En passant outre cette double difficulté préalable, existe-t-il un dommage écologique ou environnemental spécifique qui puisse justifier l’existence de ce que l’on pourrait qualifier de responsabilité environnementale en général, et liée au changement climatique en particulier?
Le droit français est en général hostile aux tentatives ou velléité d’autonomie des disciplines juridiques. Pour autant le concept de « dommage écologique » a petit à petit fait son apparition dans le vocabulaire, notamment à partir des années 1970. Dans cette approche, le dommage écologique, c’est quasiment tout dommage de pollution, et c’est un dommage causé par l’homme à son environnement. Dans cette conception « collective » du dommage écologique, certains envisageaient même la reconnaissance d’un dommage direct à l’environnement pris comme une victime en soi d’un trouble, indépendamment d’une personne physique ou morale invoquant un préjudice. On parle alors de «préjudice écologique pur » Une autre approche du dommage environnemental ou écologique est plus patrimoniale et envisage de donner à chacun le droit de protéger l’environnement en lui reconnaissant un droit subjectif à l’environnement.

- TÂCHE DEMANDÉE A: Renvoyez mot pour mot l'intégralité du passage sur le dommage écologique.

- DONNÉES D'ENTRÉE:
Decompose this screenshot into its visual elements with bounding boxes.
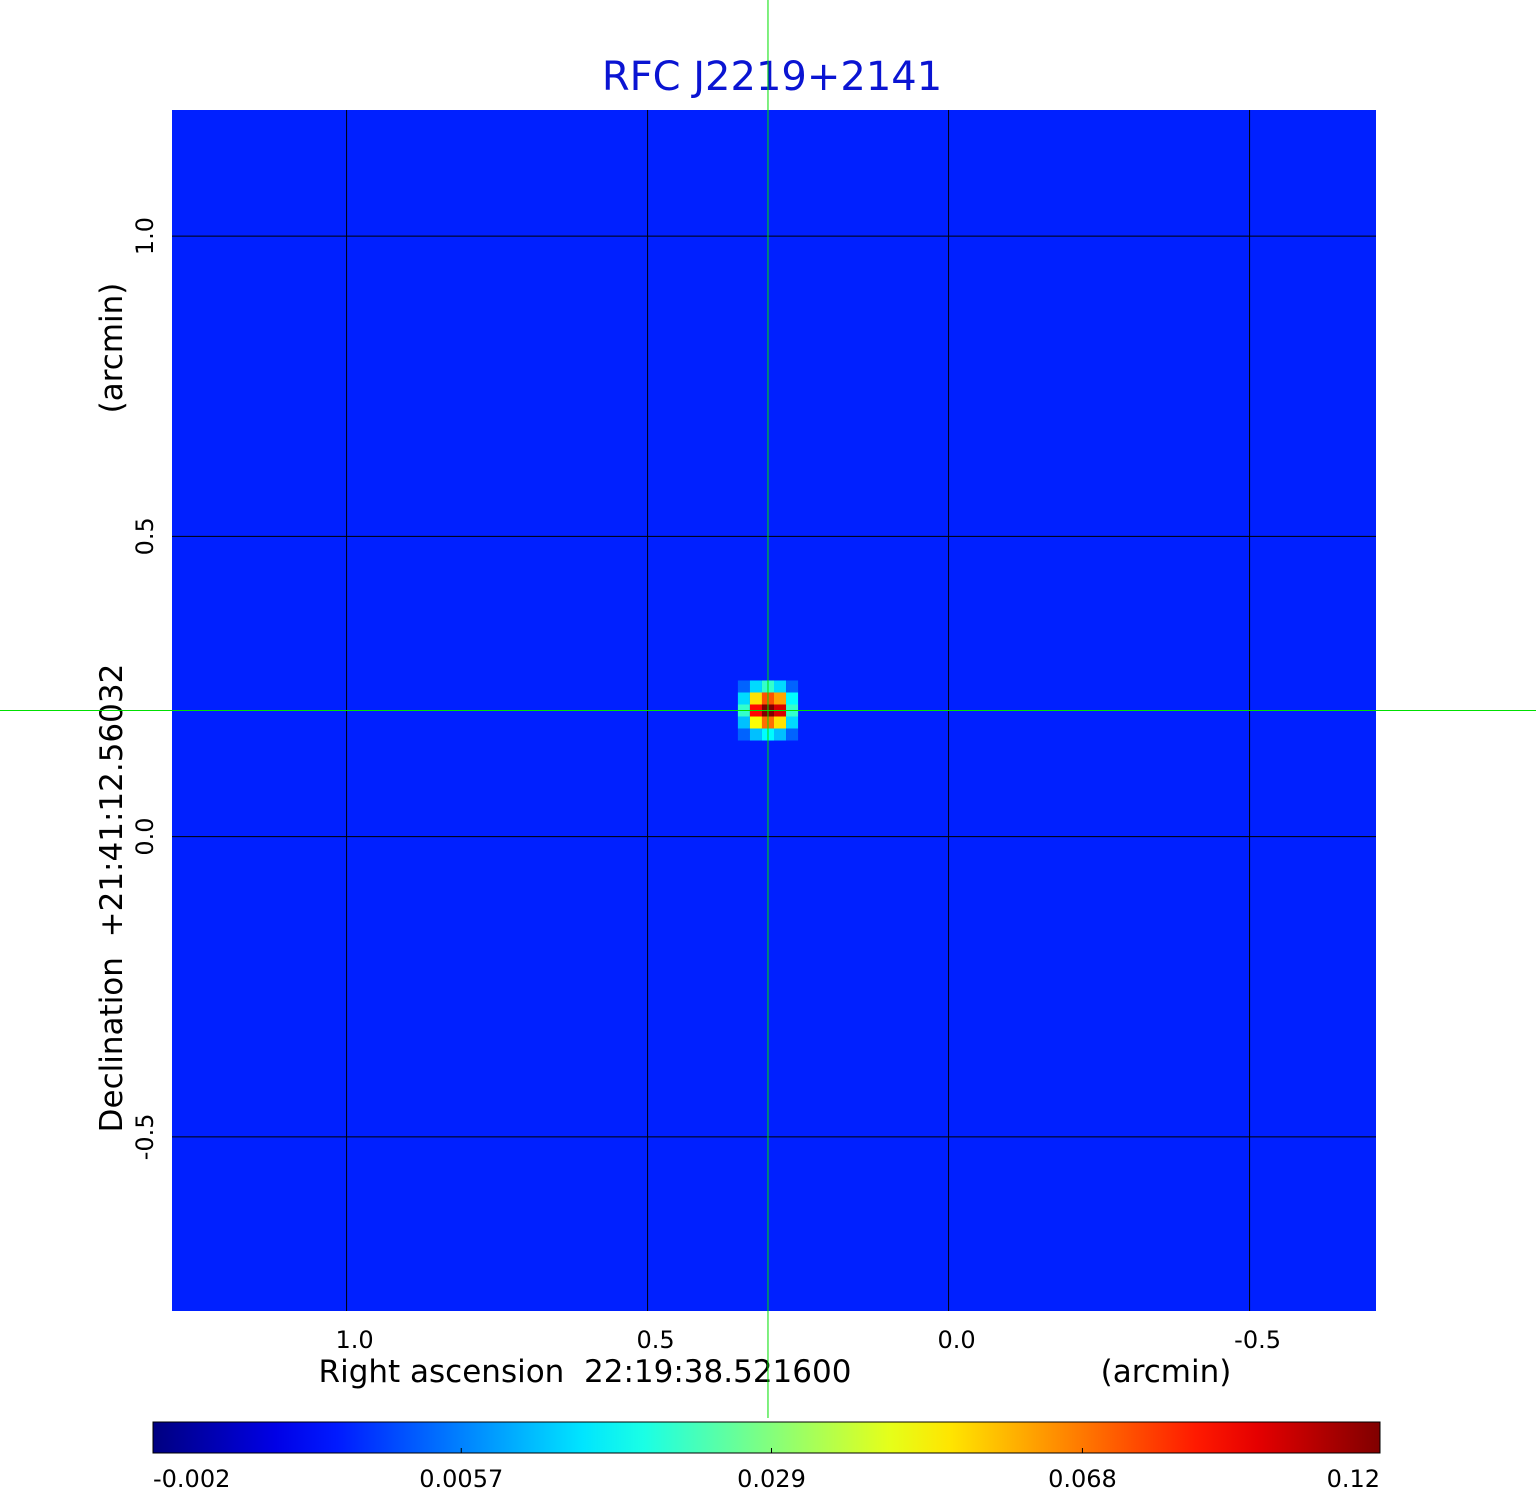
y-axis-label: Declination +21:41:12.56032	[94, 664, 130, 1133]
image-pixel	[749, 680, 762, 693]
y-tick-label: 1.0	[131, 217, 159, 255]
image-pixel	[774, 716, 787, 729]
chart-title: RFC J2219+2141	[602, 54, 942, 100]
image-pixel	[749, 716, 762, 729]
colorbar-tick-label: -0.002	[153, 1465, 230, 1493]
image-pixel	[774, 728, 787, 741]
x-axis-unit: (arcmin)	[1101, 1354, 1232, 1390]
image-pixel	[737, 692, 750, 705]
y-axis-unit: (arcmin)	[94, 283, 130, 414]
x-tick-label: -0.5	[1234, 1326, 1281, 1354]
image-pixel	[737, 728, 750, 741]
x-tick-label: 0.0	[937, 1326, 975, 1354]
colorbar-tick-label: 0.029	[737, 1465, 806, 1493]
y-tick-label: 0.5	[131, 517, 159, 555]
image-pixel	[774, 680, 787, 693]
image-pixel	[786, 716, 799, 729]
image-pixel	[786, 680, 799, 693]
y-tick-label: -0.5	[131, 1113, 159, 1160]
x-axis-label: Right ascension 22:19:38.521600	[319, 1354, 852, 1390]
colorbar	[152, 1421, 1381, 1454]
x-tick-label: 0.5	[636, 1326, 674, 1354]
colorbar-tick-label: 0.12	[1327, 1465, 1380, 1493]
image-pixel	[774, 692, 787, 705]
colorbar-tick-label: 0.0057	[419, 1465, 503, 1493]
image-pixel	[786, 692, 799, 705]
image-pixel	[737, 716, 750, 729]
image-pixel	[749, 692, 762, 705]
x-tick-label: 1.0	[335, 1326, 373, 1354]
y-tick-label: 0.0	[131, 818, 159, 856]
image-pixel	[749, 728, 762, 741]
colorbar-tick-label: 0.068	[1048, 1465, 1117, 1493]
image-pixel	[737, 680, 750, 693]
image-pixel	[786, 728, 799, 741]
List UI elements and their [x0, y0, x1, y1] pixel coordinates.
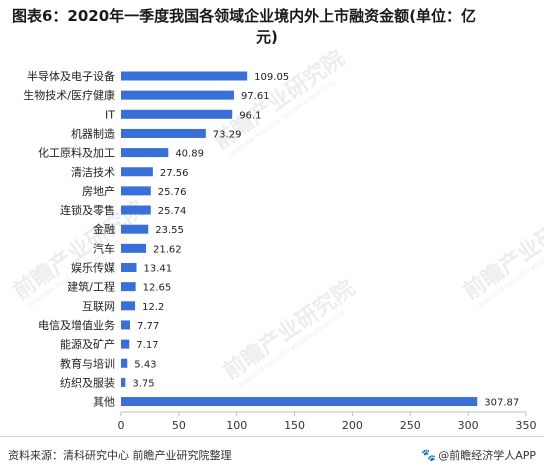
- value-label: 3.75: [132, 378, 154, 389]
- bar: [121, 358, 128, 368]
- category-label: 娱乐传媒: [71, 261, 115, 275]
- value-labels: 109.05 97.61 96.1 73.29 40.89 27.56 25.76 25.74…: [132, 72, 519, 409]
- category-label: 生物技术/医疗健康: [23, 88, 115, 102]
- chart-title: 图表6：2020年一季度我国各领域企业境内外上市融资金额(单位：亿 元): [12, 6, 532, 48]
- value-label: 13.41: [144, 264, 173, 275]
- x-tick-label: 350: [516, 419, 537, 432]
- brand-text: @前瞻经济学人APP: [438, 449, 536, 462]
- value-label: 307.87: [484, 398, 519, 409]
- value-label: 27.56: [160, 168, 189, 179]
- category-label: 半导体及电子设备: [27, 69, 115, 83]
- bar: [121, 167, 153, 177]
- category-label: 建筑/工程: [67, 280, 115, 294]
- value-label: 25.76: [158, 187, 187, 198]
- brand-credit: 🐾 @前瞻经济学人APP: [421, 447, 536, 463]
- value-label: 96.1: [239, 110, 261, 121]
- bar: [121, 377, 126, 387]
- value-label: 97.61: [241, 91, 270, 102]
- category-label: 金融: [93, 222, 115, 236]
- bar: [121, 263, 137, 272]
- x-tick-label: 150: [284, 419, 305, 432]
- category-label: 教育与培训: [60, 356, 115, 370]
- value-label: 12.65: [143, 283, 172, 294]
- category-label: 清洁技术: [71, 166, 115, 179]
- x-tick-label: 0: [118, 419, 125, 432]
- bar: [121, 320, 130, 330]
- bar: [121, 148, 169, 158]
- value-label: 25.74: [158, 206, 187, 217]
- value-label: 21.62: [153, 244, 182, 255]
- bar: [121, 339, 130, 349]
- category-label: 能源及矿产: [60, 337, 115, 351]
- bars-group: [121, 71, 478, 407]
- bar: [121, 282, 136, 292]
- bar: [121, 224, 149, 234]
- bar: [121, 301, 136, 311]
- bar: [121, 109, 233, 119]
- value-label: 7.77: [137, 321, 159, 332]
- x-tick-label: 100: [226, 419, 247, 432]
- value-label: 73.29: [213, 129, 242, 140]
- category-label: 汽车: [93, 241, 115, 255]
- category-label: 纺织及服装: [60, 375, 115, 389]
- paw-icon: 🐾: [421, 448, 437, 462]
- category-label: 房地产: [82, 184, 115, 198]
- bar: [121, 186, 151, 196]
- x-axis: 0 50 100 150 200 250 300 350: [118, 411, 537, 432]
- value-label: 12.2: [142, 302, 164, 313]
- x-tick-label: 200: [342, 419, 363, 432]
- value-label: 109.05: [254, 72, 289, 83]
- bar: [121, 71, 248, 81]
- category-label: 互联网: [82, 300, 115, 313]
- footer: 资料来源：清科研究中心 前瞻产业研究院整理 🐾 @前瞻经济学人APP: [0, 436, 544, 473]
- category-label: IT: [105, 108, 115, 121]
- bar: [121, 205, 151, 215]
- watermark-text: 前瞻产业研究院: [219, 275, 360, 385]
- value-label: 5.43: [134, 359, 156, 370]
- chart-title-line1: 图表6：2020年一季度我国各领域企业境内外上市融资金额(单位：亿: [12, 7, 477, 25]
- chart-title-line2: 元): [256, 28, 278, 46]
- x-tick-label: 250: [400, 419, 421, 432]
- bar: [121, 243, 147, 253]
- bar: [121, 397, 478, 407]
- category-label: 机器制造: [71, 126, 115, 140]
- bar: [121, 90, 234, 100]
- category-label: 化工原料及加工: [38, 146, 115, 160]
- source-text: 资料来源：清科研究中心 前瞻产业研究院整理: [8, 449, 232, 462]
- bar: [121, 128, 206, 138]
- category-label: 电信及增值业务: [38, 318, 115, 332]
- x-tick-label: 50: [172, 419, 186, 432]
- value-label: 40.89: [175, 149, 204, 160]
- value-label: 7.17: [136, 340, 158, 351]
- x-tick-label: 300: [458, 419, 479, 432]
- category-label: 其他: [93, 396, 115, 409]
- category-label: 连锁及零售: [60, 203, 115, 217]
- value-label: 23.55: [155, 225, 184, 236]
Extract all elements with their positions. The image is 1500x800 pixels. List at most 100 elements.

- TÂCHE DEMANDÉE B: Dans les entrées, recopiez à l'identique la portion qui s'ouvre sur la ligne contenant « - value-label: 3.75: [132, 378, 154, 389] » et se ferme sur celle contenant « - bar: [121, 167, 153, 177] », ces deux lignes incluses, et rien d'autre.

- RÉSULTAT ATTENDU A:
En passant outre cette double difficulté préalable, existe-t-il un dommage écologique ou environnemental spécifique qui puisse justifier l’existence de ce que l’on pourrait qualifier de responsabilité environnementale en général, et liée au changement climatique en particulier?
Le droit français est en général hostile aux tentatives ou velléité d’autonomie des disciplines juridiques. Pour autant le concept de « dommage écologique » a petit à petit fait son apparition dans le vocabulaire, notamment à partir des années 1970. Dans cette approche, le dommage écologique, c’est quasiment tout dommage de pollution, et c’est un dommage causé par l’homme à son environnement. Dans cette conception « collective » du dommage écologique, certains envisageaient même la reconnaissance d’un dommage direct à l’environnement pris comme une victime en soi d’un trouble, indépendamment d’une personne physique ou morale invoquant un préjudice. On parle alors de «préjudice écologique pur » Une autre approche du dommage environnemental ou écologique est plus patrimoniale et envisage de donner à chacun le droit de protéger l’environnement en lui reconnaissant un droit subjectif à l’environnement.

- RÉSULTAT ATTENDU B:
- value-label: 3.75: [132, 378, 154, 389]
- bar: [121, 358, 128, 368]
- category-label: 娱乐传媒: [71, 261, 115, 275]
- value-labels: 109.05 97.61 96.1 73.29 40.89 27.56 25.76 25.74…: [132, 72, 519, 409]
- category-label: 生物技术/医疗健康: [23, 88, 115, 102]
- chart-title: 图表6：2020年一季度我国各领域企业境内外上市融资金额(单位：亿 元): [12, 6, 532, 48]
- value-label: 13.41: [144, 264, 173, 275]
- x-tick-label: 350: [516, 419, 537, 432]
- brand-text: @前瞻经济学人APP: [438, 449, 536, 462]
- value-label: 307.87: [484, 398, 519, 409]
- value-label: 27.56: [160, 168, 189, 179]
- category-label: 半导体及电子设备: [27, 69, 115, 83]
- bar: [121, 167, 153, 177]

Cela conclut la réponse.